• Prompt: Copy out all lines that carry the word "replies".

Dataset records
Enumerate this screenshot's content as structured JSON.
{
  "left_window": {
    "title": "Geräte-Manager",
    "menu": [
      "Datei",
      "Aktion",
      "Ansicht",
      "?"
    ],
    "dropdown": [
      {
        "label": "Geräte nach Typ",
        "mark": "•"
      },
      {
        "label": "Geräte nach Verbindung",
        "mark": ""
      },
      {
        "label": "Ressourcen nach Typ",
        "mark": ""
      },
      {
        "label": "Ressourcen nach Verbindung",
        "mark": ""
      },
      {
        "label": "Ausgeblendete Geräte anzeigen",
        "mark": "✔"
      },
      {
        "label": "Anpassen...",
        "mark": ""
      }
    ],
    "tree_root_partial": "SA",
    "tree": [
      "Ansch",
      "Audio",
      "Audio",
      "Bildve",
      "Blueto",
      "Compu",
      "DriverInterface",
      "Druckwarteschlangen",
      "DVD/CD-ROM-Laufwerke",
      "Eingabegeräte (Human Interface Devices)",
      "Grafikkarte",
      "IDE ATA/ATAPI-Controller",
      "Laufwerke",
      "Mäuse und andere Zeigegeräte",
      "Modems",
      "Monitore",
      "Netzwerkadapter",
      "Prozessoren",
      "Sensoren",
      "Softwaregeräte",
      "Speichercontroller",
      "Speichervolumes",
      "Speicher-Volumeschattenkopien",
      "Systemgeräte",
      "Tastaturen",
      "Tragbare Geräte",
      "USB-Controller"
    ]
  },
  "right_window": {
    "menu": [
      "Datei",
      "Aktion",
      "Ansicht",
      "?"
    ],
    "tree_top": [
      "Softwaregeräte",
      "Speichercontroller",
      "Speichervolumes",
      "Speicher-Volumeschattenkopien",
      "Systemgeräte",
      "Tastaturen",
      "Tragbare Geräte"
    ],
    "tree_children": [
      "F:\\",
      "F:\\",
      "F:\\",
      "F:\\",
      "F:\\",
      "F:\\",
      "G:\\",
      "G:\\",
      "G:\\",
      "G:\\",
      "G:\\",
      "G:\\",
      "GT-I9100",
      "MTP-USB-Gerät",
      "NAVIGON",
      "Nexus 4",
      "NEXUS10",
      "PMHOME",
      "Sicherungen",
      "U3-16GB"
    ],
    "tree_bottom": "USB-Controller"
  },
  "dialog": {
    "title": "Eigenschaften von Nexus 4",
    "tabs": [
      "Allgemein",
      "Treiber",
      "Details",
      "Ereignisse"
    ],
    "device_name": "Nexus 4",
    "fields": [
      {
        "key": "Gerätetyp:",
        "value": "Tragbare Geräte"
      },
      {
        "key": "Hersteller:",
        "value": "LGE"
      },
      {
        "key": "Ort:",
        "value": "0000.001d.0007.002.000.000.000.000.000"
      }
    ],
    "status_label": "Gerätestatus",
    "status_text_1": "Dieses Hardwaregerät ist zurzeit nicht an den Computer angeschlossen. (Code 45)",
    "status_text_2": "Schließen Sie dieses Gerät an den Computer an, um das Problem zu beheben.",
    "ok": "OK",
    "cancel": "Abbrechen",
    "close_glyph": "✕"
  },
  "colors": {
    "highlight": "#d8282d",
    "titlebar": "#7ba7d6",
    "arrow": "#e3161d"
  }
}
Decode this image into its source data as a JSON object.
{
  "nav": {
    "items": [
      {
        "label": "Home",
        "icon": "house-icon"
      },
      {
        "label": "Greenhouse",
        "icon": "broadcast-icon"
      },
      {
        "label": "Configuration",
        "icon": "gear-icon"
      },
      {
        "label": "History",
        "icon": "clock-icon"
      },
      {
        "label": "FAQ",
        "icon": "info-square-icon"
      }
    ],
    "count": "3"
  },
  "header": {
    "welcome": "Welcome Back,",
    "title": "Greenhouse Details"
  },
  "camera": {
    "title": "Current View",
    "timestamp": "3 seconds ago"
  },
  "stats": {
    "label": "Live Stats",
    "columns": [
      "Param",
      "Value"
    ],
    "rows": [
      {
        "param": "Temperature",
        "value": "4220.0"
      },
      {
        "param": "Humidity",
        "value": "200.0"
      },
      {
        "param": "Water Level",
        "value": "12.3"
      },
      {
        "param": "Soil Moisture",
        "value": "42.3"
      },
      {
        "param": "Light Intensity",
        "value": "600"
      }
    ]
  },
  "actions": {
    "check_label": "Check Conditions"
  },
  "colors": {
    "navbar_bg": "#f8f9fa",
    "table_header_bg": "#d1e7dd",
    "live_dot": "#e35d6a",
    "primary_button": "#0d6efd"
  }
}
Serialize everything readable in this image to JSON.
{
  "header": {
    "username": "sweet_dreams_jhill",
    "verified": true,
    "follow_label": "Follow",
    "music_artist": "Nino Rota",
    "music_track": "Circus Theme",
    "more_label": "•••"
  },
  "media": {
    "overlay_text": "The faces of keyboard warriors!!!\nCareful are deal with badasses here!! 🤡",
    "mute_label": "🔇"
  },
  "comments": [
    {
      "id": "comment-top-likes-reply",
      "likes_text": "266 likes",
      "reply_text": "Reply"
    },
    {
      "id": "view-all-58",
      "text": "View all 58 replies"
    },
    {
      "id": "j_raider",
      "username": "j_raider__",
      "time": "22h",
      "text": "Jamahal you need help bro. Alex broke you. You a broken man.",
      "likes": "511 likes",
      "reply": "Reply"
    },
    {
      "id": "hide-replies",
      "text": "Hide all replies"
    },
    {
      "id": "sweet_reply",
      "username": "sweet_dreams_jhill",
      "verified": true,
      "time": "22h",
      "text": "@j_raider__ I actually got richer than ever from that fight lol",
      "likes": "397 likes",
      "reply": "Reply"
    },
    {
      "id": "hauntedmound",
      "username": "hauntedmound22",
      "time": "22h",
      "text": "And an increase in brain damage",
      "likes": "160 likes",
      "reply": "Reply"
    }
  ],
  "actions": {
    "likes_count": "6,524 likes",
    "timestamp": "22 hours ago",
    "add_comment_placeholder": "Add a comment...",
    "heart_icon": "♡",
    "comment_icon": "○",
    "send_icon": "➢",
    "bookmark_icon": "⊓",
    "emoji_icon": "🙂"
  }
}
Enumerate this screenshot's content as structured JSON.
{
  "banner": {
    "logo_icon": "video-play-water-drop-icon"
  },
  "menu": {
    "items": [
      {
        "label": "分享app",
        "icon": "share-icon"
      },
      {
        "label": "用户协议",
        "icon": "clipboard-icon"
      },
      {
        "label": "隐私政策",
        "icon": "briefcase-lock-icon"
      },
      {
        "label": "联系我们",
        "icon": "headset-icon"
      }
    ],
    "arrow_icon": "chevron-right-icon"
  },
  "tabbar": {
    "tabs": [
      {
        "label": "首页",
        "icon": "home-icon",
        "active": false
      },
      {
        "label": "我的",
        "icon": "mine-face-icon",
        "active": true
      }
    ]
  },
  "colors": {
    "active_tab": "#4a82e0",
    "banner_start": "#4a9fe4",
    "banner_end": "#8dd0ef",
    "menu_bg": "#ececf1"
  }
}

• Output for this task:
      "text": "View all 58 replies"
      "id": "hide-replies",
      "text": "Hide all replies"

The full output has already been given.